Set task: In the records that follow, show each line where the word "Cheeseburger" is present.

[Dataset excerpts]

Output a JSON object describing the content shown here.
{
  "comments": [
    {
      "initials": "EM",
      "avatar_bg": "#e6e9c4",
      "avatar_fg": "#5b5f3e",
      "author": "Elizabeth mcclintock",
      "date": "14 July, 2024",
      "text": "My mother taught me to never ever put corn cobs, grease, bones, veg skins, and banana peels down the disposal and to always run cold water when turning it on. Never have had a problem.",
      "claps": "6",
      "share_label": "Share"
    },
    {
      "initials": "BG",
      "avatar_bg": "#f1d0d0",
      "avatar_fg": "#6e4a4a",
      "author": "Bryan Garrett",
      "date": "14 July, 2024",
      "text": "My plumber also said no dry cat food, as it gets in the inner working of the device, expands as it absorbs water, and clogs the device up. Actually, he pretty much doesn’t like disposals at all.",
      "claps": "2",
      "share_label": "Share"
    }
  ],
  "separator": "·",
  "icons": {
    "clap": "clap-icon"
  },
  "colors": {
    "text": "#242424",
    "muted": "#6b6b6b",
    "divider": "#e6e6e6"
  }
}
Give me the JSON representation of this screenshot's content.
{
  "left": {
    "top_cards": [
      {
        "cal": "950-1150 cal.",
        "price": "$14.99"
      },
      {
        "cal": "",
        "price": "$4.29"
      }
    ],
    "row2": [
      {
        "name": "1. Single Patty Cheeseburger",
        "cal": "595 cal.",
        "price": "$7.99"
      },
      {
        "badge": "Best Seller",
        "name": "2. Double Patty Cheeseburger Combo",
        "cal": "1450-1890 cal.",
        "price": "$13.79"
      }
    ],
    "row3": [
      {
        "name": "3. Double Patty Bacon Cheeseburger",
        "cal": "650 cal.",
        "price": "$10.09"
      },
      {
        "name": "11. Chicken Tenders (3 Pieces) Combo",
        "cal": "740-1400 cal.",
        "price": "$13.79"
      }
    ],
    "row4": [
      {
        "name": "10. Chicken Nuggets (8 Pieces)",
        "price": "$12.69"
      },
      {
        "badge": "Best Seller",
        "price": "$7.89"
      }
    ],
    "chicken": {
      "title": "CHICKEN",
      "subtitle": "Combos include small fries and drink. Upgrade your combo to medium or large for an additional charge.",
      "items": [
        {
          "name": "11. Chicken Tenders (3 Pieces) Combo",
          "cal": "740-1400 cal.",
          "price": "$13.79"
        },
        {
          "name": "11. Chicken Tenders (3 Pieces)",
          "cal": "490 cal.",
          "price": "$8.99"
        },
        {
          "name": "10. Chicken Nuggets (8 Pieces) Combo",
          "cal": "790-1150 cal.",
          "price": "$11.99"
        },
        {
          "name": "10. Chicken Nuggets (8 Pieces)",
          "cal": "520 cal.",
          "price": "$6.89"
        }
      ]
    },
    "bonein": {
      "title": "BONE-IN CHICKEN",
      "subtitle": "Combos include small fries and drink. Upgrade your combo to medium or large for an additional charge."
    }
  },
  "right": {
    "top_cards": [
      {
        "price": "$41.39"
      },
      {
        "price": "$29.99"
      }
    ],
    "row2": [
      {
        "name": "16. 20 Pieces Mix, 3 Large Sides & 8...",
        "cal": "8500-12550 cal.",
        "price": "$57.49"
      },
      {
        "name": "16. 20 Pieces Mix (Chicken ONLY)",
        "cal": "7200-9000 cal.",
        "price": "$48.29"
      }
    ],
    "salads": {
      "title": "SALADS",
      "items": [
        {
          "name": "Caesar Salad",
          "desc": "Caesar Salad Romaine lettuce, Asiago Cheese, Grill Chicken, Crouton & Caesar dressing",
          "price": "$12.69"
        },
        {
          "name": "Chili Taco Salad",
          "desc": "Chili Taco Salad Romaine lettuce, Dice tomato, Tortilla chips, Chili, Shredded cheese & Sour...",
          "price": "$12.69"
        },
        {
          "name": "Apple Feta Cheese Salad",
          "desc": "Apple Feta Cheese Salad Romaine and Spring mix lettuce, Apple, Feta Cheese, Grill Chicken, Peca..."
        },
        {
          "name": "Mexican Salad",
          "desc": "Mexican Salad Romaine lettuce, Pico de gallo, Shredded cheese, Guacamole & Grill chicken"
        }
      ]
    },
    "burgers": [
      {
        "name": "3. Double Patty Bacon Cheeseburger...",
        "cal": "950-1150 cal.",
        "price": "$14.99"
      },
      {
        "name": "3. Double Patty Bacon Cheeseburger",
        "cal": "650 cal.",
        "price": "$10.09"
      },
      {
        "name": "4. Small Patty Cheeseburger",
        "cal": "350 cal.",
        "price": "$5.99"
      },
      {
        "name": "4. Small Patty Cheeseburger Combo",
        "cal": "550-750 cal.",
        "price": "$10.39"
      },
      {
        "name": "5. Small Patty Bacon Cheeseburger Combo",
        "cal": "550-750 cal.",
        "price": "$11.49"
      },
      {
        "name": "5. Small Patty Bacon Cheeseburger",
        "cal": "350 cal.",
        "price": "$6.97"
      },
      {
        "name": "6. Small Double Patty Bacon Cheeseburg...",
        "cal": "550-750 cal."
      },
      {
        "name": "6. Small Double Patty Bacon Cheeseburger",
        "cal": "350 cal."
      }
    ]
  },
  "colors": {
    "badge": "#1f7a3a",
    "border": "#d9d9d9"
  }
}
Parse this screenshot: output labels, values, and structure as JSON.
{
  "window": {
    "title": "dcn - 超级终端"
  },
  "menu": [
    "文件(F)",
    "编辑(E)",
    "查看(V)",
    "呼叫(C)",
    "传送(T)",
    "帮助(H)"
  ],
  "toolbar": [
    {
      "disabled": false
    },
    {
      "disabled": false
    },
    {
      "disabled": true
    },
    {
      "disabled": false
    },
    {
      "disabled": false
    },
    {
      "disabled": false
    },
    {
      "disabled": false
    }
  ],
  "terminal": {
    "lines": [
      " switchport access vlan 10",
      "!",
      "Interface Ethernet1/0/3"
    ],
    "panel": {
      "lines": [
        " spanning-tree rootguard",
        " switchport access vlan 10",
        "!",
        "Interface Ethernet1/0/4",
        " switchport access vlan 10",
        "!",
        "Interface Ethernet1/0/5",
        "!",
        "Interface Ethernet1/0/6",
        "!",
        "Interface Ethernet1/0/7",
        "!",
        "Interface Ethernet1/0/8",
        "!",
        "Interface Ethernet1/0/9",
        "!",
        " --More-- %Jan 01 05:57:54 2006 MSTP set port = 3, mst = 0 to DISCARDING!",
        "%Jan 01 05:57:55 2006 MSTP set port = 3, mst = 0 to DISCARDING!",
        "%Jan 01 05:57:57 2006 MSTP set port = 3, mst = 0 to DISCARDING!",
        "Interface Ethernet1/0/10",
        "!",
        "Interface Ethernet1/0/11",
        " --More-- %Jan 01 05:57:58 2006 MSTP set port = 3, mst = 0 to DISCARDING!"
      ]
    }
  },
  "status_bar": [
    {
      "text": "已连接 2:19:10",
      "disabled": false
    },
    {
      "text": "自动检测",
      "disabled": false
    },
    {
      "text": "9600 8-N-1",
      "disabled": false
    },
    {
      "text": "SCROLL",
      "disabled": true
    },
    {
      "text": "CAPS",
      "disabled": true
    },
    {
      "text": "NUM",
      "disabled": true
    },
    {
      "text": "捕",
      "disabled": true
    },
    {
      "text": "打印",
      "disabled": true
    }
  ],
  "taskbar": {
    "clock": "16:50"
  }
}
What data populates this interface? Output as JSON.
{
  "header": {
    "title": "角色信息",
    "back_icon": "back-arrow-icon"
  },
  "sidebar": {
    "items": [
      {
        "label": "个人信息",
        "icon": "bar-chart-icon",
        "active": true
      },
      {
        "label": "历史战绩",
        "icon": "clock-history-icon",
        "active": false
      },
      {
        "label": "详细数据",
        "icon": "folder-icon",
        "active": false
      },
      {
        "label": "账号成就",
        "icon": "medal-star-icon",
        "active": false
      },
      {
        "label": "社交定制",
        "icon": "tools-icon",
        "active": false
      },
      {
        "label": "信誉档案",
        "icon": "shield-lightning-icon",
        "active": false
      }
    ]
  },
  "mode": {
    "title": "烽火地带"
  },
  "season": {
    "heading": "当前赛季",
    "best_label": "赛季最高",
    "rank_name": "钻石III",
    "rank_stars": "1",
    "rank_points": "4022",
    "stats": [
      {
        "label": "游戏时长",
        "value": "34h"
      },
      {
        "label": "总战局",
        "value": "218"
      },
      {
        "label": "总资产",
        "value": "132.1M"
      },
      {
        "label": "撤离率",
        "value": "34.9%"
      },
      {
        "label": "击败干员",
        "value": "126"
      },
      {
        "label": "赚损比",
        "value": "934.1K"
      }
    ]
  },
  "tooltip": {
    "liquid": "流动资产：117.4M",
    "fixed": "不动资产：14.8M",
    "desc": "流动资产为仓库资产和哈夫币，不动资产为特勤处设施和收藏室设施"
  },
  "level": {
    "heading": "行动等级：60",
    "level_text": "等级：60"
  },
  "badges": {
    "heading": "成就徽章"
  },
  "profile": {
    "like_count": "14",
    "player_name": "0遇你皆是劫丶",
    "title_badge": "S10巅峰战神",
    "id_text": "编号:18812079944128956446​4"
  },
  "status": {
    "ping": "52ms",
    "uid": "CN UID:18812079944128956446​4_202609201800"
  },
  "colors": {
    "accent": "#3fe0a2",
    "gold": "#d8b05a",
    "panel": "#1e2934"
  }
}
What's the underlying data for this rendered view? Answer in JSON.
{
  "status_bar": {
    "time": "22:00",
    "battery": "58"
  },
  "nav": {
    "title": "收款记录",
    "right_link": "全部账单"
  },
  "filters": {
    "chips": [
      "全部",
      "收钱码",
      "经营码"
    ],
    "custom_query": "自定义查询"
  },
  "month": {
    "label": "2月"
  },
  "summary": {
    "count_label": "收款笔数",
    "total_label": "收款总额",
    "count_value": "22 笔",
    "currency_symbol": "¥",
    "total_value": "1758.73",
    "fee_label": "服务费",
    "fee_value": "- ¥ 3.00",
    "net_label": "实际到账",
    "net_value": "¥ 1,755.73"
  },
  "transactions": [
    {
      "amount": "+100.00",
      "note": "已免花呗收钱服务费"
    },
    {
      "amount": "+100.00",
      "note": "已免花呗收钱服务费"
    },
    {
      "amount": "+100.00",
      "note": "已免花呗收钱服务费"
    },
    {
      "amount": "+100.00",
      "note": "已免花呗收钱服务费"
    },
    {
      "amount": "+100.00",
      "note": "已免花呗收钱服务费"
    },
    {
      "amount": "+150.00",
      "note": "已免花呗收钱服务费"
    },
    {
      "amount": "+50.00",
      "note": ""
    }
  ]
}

Exercise result:
        "name": "1. Single Patty Cheeseburger",
        "name": "2. Double Patty Cheeseburger Combo",
        "name": "3. Double Patty Bacon Cheeseburger",
        "name": "3. Double Patty Bacon Cheeseburger...",
        "name": "3. Double Patty Bacon Cheeseburger",
        "name": "4. Small Patty Cheeseburger",
        "name": "4. Small Patty Cheeseburger Combo",
        "name": "5. Small Patty Bacon Cheeseburger Combo",
        "name": "5. Small Patty Bacon Cheeseburger",
        "name": "6. Small Double Patty Bacon Cheeseburger",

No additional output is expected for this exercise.